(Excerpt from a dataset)
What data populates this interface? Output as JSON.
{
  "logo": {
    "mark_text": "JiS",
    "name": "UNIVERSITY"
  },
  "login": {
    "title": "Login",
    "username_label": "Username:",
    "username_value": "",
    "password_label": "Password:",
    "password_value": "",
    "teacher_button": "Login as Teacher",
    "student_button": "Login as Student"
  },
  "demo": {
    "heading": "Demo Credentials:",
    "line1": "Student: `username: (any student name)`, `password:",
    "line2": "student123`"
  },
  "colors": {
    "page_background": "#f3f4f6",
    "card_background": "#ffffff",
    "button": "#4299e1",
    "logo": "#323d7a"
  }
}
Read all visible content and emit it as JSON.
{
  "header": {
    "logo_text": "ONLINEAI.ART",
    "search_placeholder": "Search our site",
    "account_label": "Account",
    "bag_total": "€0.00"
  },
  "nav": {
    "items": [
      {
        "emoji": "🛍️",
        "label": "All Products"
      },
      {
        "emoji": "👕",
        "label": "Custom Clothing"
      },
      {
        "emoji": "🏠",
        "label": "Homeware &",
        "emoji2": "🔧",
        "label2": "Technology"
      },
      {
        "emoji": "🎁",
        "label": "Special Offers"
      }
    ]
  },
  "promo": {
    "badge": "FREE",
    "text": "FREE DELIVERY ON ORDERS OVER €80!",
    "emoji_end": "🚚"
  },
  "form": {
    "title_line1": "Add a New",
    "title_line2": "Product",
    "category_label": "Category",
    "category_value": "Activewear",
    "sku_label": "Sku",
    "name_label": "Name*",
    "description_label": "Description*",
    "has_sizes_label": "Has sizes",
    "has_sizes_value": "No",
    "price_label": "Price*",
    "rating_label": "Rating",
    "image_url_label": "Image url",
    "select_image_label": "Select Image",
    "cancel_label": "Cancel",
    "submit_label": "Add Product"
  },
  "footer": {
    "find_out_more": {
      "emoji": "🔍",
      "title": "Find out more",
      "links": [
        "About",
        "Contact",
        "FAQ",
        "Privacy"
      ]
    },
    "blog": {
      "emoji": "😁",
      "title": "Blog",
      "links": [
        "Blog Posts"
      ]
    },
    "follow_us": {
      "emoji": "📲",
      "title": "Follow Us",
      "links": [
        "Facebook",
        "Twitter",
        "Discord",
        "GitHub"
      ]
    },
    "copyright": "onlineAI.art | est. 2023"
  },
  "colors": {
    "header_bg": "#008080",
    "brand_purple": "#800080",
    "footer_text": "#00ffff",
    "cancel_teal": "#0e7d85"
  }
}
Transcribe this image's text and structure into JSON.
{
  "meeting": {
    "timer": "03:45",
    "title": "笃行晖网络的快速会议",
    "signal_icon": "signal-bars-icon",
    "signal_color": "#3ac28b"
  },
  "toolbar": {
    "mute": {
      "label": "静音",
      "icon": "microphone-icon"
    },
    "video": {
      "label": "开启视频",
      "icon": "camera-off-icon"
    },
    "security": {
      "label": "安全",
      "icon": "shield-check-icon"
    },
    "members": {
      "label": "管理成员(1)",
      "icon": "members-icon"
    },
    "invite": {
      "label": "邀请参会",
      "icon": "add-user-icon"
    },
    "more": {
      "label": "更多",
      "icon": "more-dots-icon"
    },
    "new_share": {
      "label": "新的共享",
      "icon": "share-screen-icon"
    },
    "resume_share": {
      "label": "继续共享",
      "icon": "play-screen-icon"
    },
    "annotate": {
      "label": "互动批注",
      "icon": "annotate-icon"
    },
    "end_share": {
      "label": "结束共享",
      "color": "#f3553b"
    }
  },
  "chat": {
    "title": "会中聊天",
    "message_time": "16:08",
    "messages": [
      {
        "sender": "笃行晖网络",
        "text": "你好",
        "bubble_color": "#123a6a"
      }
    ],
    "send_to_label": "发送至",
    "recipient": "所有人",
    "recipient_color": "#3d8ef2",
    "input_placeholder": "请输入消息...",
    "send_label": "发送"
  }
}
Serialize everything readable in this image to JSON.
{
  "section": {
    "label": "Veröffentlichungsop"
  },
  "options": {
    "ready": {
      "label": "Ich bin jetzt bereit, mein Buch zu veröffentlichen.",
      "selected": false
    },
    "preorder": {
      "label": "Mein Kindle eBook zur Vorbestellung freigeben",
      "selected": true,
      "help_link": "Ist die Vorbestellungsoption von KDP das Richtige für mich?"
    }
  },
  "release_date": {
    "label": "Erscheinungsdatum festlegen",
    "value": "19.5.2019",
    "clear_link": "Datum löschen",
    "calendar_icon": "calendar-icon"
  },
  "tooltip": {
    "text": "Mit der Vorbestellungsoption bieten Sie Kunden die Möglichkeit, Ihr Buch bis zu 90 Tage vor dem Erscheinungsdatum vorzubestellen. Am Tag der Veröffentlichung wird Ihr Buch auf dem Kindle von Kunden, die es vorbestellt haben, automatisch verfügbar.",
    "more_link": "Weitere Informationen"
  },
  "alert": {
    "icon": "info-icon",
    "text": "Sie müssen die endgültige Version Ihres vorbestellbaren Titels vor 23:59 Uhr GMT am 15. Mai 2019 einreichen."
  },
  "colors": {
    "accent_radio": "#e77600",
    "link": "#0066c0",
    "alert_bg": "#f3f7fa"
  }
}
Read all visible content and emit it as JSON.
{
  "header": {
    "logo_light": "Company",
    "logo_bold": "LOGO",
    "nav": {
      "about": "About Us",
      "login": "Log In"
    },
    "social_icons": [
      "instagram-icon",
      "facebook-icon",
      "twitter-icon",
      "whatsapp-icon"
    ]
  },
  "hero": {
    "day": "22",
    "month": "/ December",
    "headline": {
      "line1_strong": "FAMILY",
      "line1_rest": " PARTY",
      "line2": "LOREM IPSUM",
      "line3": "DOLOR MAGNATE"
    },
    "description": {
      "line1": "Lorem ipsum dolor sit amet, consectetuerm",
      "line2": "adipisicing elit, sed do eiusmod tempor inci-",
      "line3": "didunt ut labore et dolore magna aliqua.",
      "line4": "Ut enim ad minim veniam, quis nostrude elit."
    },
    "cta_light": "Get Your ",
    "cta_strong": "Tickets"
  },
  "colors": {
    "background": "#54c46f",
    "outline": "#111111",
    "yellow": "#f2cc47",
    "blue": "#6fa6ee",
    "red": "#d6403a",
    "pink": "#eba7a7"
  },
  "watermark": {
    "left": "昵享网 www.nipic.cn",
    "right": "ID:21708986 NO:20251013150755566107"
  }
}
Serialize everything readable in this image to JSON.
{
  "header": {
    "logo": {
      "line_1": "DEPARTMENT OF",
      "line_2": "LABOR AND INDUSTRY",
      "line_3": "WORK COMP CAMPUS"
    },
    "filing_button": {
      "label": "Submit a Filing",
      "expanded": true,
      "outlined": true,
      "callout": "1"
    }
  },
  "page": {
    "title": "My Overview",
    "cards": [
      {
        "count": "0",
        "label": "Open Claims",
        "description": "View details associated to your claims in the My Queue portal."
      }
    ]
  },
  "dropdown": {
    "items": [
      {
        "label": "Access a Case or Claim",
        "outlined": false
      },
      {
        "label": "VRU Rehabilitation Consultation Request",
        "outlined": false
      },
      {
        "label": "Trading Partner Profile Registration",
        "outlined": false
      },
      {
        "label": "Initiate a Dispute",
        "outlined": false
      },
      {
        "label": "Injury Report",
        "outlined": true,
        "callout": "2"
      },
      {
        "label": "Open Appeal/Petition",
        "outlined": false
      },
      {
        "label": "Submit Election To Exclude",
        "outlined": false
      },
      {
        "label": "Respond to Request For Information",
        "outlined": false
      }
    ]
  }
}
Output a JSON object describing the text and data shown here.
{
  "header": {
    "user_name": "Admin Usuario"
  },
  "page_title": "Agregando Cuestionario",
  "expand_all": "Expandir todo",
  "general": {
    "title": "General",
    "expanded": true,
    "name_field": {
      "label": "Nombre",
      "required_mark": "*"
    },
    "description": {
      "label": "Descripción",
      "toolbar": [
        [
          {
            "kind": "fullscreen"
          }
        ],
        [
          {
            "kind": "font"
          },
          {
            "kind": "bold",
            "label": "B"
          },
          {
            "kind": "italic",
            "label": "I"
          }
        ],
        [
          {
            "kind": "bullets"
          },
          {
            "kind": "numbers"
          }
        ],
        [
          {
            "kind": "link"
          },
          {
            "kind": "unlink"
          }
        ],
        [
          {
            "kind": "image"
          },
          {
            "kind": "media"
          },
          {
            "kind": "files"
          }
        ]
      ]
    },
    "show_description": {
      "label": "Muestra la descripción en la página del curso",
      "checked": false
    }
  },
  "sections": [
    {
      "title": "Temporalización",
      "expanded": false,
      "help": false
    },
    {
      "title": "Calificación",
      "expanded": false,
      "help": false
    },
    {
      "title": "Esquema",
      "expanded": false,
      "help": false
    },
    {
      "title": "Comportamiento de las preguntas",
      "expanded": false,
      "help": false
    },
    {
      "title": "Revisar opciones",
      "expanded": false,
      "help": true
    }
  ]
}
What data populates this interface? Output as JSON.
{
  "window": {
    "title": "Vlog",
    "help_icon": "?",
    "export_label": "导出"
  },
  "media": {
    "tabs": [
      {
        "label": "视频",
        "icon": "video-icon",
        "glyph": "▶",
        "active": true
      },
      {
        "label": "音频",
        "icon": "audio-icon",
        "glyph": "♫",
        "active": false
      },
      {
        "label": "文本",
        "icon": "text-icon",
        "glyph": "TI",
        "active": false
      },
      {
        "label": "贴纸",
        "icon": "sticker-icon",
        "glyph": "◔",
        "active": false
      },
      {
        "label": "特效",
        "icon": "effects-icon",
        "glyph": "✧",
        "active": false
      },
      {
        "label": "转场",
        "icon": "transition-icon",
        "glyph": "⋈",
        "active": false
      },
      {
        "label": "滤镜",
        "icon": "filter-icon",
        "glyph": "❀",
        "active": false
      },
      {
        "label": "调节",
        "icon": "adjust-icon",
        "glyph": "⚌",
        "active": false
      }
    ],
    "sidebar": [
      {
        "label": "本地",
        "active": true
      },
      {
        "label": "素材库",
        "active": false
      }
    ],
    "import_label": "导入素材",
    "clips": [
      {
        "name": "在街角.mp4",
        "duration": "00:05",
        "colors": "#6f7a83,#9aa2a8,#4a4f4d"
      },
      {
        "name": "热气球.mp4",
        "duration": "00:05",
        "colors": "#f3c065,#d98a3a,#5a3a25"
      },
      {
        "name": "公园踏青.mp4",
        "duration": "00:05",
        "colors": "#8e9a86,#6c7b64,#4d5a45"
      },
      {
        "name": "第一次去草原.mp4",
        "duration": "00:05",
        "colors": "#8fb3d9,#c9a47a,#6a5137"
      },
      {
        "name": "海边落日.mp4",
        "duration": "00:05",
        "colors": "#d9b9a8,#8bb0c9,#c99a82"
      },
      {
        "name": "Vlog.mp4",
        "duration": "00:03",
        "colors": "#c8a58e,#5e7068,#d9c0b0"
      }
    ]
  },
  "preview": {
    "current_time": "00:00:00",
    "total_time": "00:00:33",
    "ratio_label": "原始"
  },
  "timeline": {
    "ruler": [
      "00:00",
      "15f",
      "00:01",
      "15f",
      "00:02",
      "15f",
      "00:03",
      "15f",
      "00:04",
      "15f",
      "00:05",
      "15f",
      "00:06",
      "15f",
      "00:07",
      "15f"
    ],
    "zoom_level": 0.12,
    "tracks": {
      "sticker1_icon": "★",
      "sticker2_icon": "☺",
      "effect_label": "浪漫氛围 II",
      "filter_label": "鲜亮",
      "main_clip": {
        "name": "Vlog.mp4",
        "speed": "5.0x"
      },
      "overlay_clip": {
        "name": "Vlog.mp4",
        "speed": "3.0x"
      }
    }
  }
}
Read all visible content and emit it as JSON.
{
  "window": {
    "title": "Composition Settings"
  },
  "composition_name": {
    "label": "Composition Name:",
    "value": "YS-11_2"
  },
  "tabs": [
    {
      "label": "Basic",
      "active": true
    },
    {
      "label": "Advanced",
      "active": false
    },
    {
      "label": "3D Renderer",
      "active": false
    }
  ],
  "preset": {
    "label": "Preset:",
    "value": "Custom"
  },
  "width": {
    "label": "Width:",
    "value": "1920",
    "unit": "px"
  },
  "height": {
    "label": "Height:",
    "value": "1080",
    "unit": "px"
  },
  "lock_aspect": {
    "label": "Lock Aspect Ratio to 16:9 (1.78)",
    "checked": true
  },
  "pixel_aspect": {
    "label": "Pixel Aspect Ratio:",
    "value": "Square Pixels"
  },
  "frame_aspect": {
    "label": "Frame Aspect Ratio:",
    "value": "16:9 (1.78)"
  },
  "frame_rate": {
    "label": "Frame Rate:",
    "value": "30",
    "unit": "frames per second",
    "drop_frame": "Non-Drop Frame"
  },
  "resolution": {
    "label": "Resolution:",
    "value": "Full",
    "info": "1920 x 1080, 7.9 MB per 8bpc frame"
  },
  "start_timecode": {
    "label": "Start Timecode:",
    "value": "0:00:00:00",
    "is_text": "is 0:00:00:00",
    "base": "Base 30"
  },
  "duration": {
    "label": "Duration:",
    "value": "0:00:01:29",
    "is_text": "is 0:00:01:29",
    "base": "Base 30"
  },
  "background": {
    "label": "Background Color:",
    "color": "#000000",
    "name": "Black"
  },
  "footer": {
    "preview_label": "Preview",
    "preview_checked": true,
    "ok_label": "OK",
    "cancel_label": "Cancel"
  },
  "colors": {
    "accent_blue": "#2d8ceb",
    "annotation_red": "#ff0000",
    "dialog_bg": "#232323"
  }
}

- _BRIEF_: Scan the data above and copy every line with "Open" in it.

- _TASK ANSWER_:
        "label": "Open Claims",
        "label": "Open Appeal/Petition",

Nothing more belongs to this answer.